- Try it
Continue the WebKit bug report page about the DumpRenderTree crashes from the point where it stops.

- Passage provided
Bug 188036 - Consecutive DumpRenderTree crash on WinCairo BuildBots
Summary: Consecutive DumpRenderTree crash on WinCairo BuildBots
Status: RESOLVED FIXED
Alias: None
Product: WebKit
Classification: Unclassified
Component: Tools / Tests (show other bugs)
Version: WebKit Nightly Build
Hardware: Unspecified Unspecified
: P2 Normal
Assignee: Nobody
URL:
Keywords:
Depends on: 188160
Blocks:
  Show dependency treegraph
 
Reported: 2018-07-25 22:04 PDT by Fujii Hironori
Modified: 2018-12-06 18:31 PST (History)
3 users (show)

See Also:


Attachments

Note You need to log in before you can comment on or make changes to this bug.

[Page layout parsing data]
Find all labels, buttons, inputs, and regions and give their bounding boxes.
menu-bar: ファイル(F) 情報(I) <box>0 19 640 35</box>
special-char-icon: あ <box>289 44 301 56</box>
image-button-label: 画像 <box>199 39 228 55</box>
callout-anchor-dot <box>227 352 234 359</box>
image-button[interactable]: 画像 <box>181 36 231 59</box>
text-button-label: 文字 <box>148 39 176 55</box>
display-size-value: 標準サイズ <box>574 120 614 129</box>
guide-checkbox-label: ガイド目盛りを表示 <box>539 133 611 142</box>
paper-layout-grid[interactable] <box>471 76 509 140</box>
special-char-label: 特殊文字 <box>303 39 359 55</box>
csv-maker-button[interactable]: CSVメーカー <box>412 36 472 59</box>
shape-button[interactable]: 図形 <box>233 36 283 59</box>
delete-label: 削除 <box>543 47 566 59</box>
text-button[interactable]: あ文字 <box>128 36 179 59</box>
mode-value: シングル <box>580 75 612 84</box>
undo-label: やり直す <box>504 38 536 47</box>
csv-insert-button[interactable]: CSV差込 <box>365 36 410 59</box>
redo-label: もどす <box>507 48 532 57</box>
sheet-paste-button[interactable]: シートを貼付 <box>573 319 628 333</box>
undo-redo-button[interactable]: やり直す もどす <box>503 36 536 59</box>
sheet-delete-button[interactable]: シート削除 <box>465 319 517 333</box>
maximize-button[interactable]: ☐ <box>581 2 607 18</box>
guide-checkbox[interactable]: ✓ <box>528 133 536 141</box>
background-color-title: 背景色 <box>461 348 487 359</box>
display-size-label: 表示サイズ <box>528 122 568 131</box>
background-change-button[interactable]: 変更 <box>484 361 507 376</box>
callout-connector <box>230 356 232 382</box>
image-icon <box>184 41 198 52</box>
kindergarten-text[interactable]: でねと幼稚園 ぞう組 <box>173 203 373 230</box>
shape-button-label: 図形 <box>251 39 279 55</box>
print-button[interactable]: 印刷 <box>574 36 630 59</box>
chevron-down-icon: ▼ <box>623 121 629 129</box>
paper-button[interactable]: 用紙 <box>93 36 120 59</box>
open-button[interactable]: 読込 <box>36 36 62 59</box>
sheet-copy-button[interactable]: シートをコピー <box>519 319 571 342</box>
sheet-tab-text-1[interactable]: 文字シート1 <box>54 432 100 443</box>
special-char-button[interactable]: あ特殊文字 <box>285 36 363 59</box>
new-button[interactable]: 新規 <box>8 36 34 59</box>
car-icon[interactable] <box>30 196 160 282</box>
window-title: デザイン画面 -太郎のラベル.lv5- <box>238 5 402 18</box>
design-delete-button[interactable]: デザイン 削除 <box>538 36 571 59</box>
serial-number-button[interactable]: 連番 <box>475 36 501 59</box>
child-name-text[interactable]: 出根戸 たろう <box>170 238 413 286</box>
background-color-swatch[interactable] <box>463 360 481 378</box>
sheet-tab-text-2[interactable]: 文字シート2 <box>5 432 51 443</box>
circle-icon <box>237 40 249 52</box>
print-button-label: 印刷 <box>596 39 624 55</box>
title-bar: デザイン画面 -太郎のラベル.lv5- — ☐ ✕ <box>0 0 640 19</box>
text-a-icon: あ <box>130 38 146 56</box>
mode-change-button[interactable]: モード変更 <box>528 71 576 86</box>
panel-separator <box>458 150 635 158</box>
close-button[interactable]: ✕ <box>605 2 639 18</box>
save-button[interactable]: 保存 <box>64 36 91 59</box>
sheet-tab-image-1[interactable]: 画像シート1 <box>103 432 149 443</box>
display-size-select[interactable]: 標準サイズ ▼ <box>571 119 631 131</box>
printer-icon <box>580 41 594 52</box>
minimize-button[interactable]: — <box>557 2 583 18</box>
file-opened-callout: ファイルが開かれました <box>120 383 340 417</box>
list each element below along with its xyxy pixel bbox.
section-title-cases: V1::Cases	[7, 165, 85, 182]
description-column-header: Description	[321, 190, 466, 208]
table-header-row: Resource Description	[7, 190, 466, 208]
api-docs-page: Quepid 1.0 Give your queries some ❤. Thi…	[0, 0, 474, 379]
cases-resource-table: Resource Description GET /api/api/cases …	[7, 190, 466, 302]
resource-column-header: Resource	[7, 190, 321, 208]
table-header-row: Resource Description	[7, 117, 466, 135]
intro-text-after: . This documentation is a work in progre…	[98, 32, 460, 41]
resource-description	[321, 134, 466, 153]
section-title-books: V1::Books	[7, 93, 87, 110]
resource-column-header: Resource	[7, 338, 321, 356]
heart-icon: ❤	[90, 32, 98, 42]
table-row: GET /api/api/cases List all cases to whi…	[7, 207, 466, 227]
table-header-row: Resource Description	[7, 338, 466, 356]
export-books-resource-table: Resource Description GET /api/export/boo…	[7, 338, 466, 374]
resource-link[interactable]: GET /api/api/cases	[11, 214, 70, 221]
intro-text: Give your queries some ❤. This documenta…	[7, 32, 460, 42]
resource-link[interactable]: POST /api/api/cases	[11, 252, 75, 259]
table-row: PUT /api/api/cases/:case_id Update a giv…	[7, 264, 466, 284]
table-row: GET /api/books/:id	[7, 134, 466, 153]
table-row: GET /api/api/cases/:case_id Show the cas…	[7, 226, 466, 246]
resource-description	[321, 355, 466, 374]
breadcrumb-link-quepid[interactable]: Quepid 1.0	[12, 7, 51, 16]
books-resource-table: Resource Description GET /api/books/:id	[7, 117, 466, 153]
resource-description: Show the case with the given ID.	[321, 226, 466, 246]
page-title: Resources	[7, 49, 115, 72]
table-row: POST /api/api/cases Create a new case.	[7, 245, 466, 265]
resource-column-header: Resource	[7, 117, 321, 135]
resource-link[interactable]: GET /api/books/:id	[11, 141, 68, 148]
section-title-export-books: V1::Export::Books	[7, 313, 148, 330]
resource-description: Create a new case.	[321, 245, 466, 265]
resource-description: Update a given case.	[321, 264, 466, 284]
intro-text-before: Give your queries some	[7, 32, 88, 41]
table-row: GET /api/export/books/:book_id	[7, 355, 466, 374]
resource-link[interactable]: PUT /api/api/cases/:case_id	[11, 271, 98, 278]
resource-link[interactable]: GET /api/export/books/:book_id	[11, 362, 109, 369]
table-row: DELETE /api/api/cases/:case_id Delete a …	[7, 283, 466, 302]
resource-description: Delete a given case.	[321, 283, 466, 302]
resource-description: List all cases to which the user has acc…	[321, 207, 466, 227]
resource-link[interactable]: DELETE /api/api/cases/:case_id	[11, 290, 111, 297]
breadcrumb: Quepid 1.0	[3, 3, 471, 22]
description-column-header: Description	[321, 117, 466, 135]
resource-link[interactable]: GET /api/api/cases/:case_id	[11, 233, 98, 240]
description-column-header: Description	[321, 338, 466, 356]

- Written answer
Description Fujii Hironori 2018-07-25 22:04:26 PDT
Consecutive DumpRenderTree crash on WinCairo BuildBots

It happens occasionally on both test bots:

- WinCairo 64-bit WKL Release (Tests)
- WinCairo 64-bit WKL Debug (Tests)

For example:
https://build.webkit.org/builders/WinCairo%2064-bit%20WKL%20Release%20%28Tests%29/builds/738/steps/layout-test/logs/stdio

> 17:42:28.538 108568 Looking at [u'C:\\WebKit-BuildWorker\\wincairo-wkl-release-tests\\build\\WebKitBuild\\Release\\bin64\\DumpRenderTree.exe', '-']
> 17:42:28.637 108568 This test marked as a crash because of failure to poll the server process.
> 17:42:28.638 108568 looking for crash log for DumpRenderTree:104304
> 17:42:28.640 108568 Looking at [u'C:\\WebKit-BuildWorker\\wincairo-wkl-release-tests\\build\\WebKitBuild\\Release\\bin64\\DumpRenderTree.exe', '-']
> 17:42:28.743 108568 This test marked as a crash because of failure to poll the server process.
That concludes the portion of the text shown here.